STATED GOAL =
Whenever a line contains the string "this", copy it out of the entries.

THE INPUT =

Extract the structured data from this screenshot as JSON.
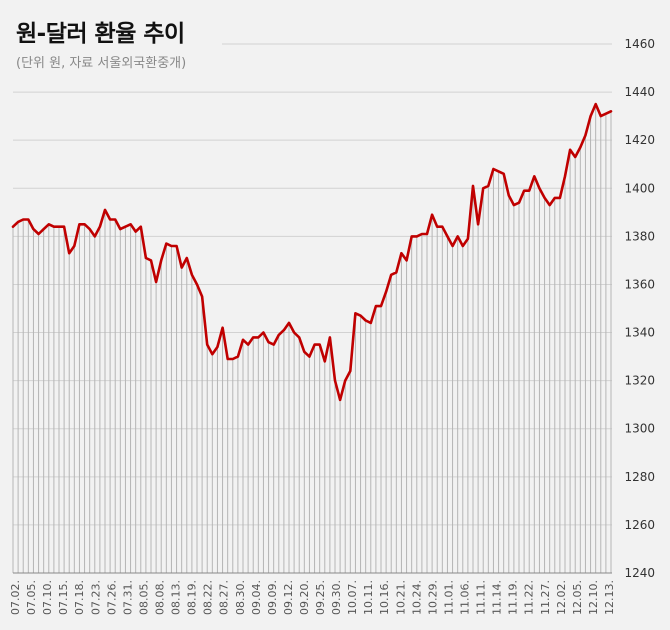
{
  "chart_data": {
    "type": "line",
    "title": "원-달러 환율 추이",
    "subtitle": "(단위 원, 자료 서울외국환중개)",
    "ylim": [
      1240,
      1460
    ],
    "yticks": [
      1240,
      1260,
      1280,
      1300,
      1320,
      1340,
      1360,
      1380,
      1400,
      1420,
      1440,
      1460
    ],
    "xtick_labels": [
      "07.02.",
      "07.05.",
      "07.10.",
      "07.15.",
      "07.18.",
      "07.23.",
      "07.26.",
      "07.31.",
      "08.05.",
      "08.08.",
      "08.13.",
      "08.19.",
      "08.22.",
      "08.27.",
      "08.30.",
      "09.04.",
      "09.09.",
      "09.12.",
      "09.20.",
      "09.25.",
      "09.30.",
      "10.07.",
      "10.11.",
      "10.16.",
      "10.21.",
      "10.24.",
      "10.29.",
      "11.01.",
      "11.06.",
      "11.11.",
      "11.14.",
      "11.19.",
      "11.22.",
      "11.27.",
      "12.02.",
      "12.05.",
      "12.10.",
      "12.13."
    ],
    "grid": true,
    "line_color": "#c00000",
    "bar_color": "#b5b5b5",
    "values": [
      1384,
      1386,
      1387,
      1387,
      1383,
      1381,
      1383,
      1385,
      1384,
      1384,
      1384,
      1373,
      1376,
      1385,
      1385,
      1383,
      1380,
      1384,
      1391,
      1387,
      1387,
      1383,
      1384,
      1385,
      1382,
      1384,
      1371,
      1370,
      1361,
      1370,
      1377,
      1376,
      1376,
      1367,
      1371,
      1364,
      1360,
      1355,
      1335,
      1331,
      1334,
      1342,
      1329,
      1329,
      1330,
      1337,
      1335,
      1338,
      1338,
      1340,
      1336,
      1335,
      1339,
      1341,
      1344,
      1340,
      1338,
      1332,
      1330,
      1335,
      1335,
      1328,
      1338,
      1320,
      1312,
      1320,
      1324,
      1348,
      1347,
      1345,
      1344,
      1351,
      1351,
      1357,
      1364,
      1365,
      1373,
      1370,
      1380,
      1380,
      1381,
      1381,
      1389,
      1384,
      1384,
      1380,
      1376,
      1380,
      1376,
      1379,
      1401,
      1385,
      1400,
      1401,
      1408,
      1407,
      1406,
      1397,
      1393,
      1394,
      1399,
      1399,
      1405,
      1400,
      1396,
      1393,
      1396,
      1396,
      1405,
      1416,
      1413,
      1417,
      1422,
      1430,
      1435,
      1430,
      1431,
      1432
    ]
  }
}
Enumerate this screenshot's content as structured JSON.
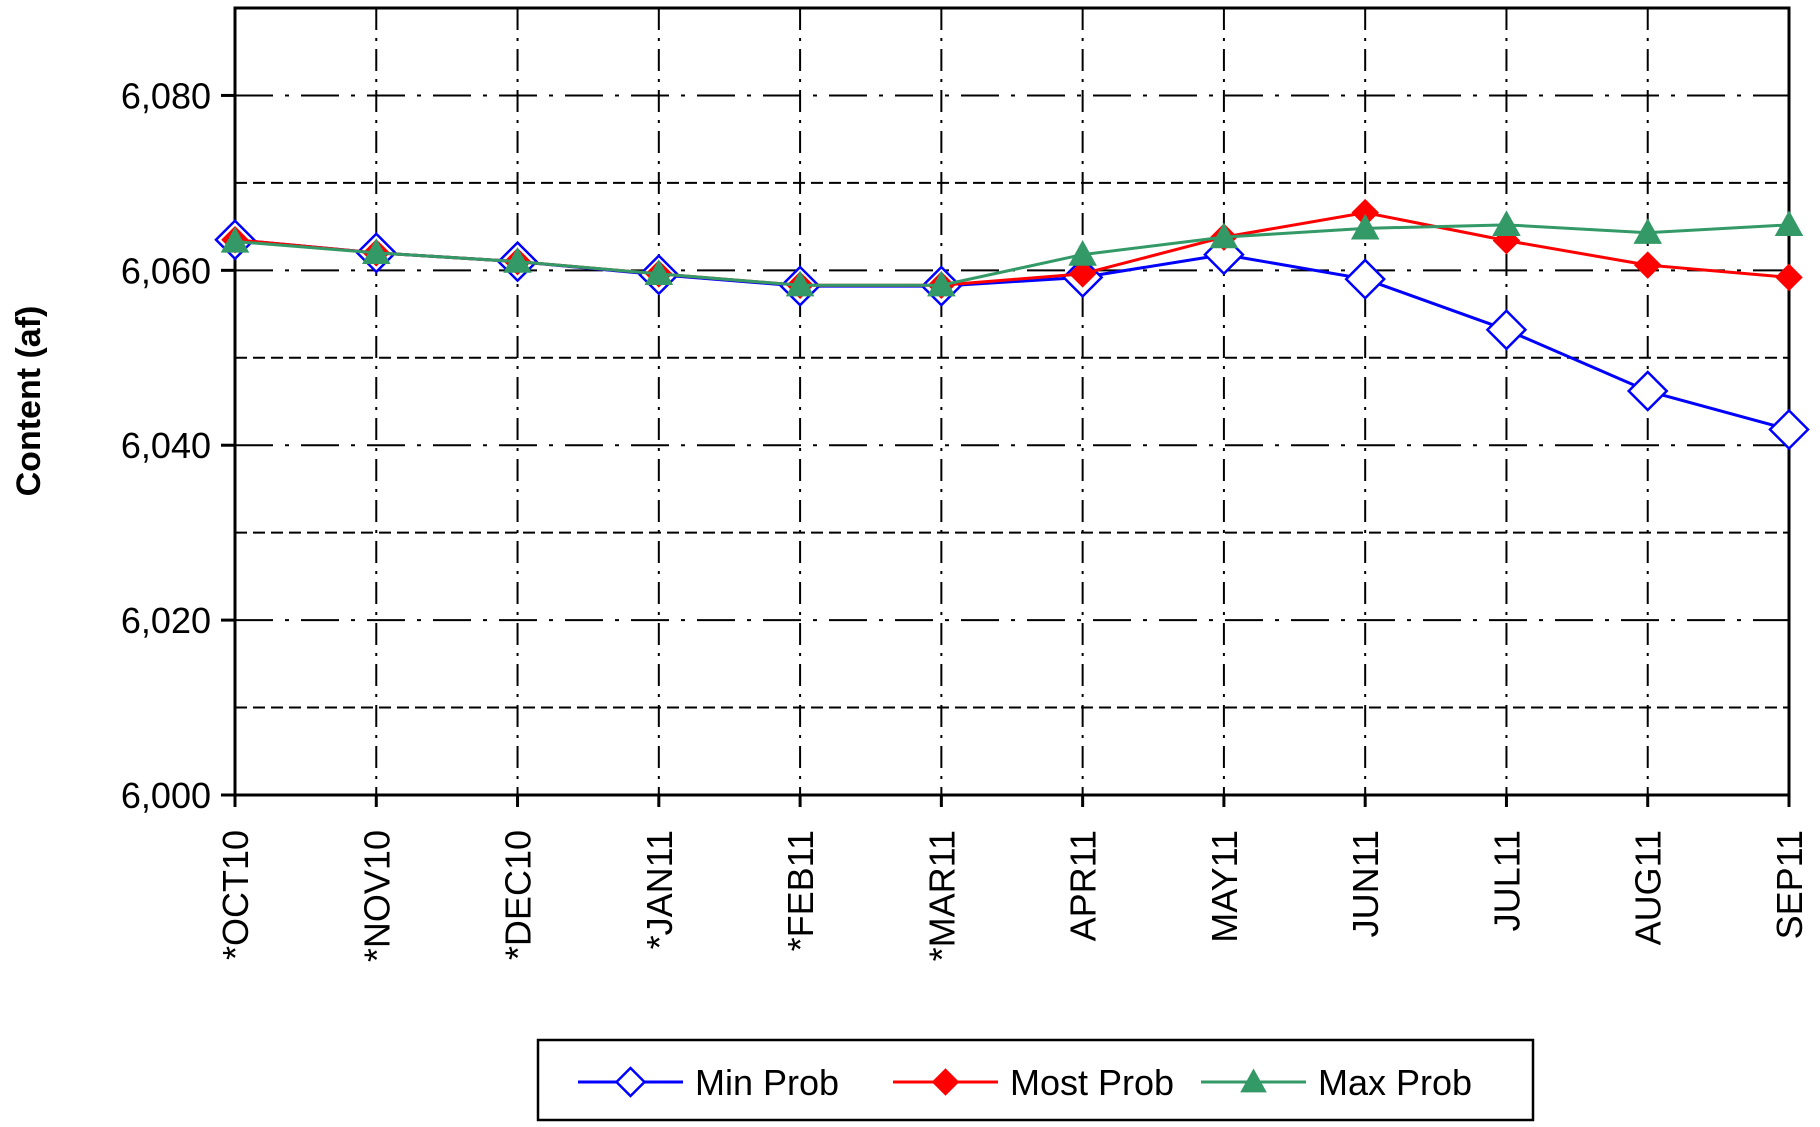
{
  "chart_data": {
    "type": "line",
    "title": "",
    "xlabel": "",
    "ylabel": "Content (af)",
    "ylim": [
      6000,
      6090
    ],
    "yticks": [
      6000,
      6020,
      6040,
      6060,
      6080
    ],
    "ytick_labels": [
      "6,000",
      "6,020",
      "6,040",
      "6,060",
      "6,080"
    ],
    "categories": [
      "*OCT10",
      "*NOV10",
      "*DEC10",
      "*JAN11",
      "*FEB11",
      "*MAR11",
      "APR11",
      "MAY11",
      "JUN11",
      "JUL11",
      "AUG11",
      "SEP11"
    ],
    "grid": true,
    "legend_position": "bottom",
    "series": [
      {
        "name": "Min Prob",
        "color": "#0000ff",
        "marker": "diamond-open",
        "values": [
          6063.5,
          6062.0,
          6061.0,
          6059.5,
          6058.2,
          6058.2,
          6059.2,
          6061.8,
          6059.0,
          6053.2,
          6046.2,
          6041.8
        ]
      },
      {
        "name": "Most Prob",
        "color": "#ff0000",
        "marker": "diamond-filled",
        "values": [
          6063.5,
          6062.0,
          6061.0,
          6059.6,
          6058.3,
          6058.3,
          6059.6,
          6063.8,
          6066.6,
          6063.4,
          6060.6,
          6059.2
        ]
      },
      {
        "name": "Max Prob",
        "color": "#339966",
        "marker": "triangle-filled",
        "values": [
          6063.3,
          6062.0,
          6061.0,
          6059.6,
          6058.3,
          6058.3,
          6061.8,
          6063.8,
          6064.8,
          6065.2,
          6064.3,
          6065.2
        ]
      }
    ]
  }
}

RESULT =
Extract the structured data from this screenshot as JSON.
Enumerate this screenshot's content as structured JSON.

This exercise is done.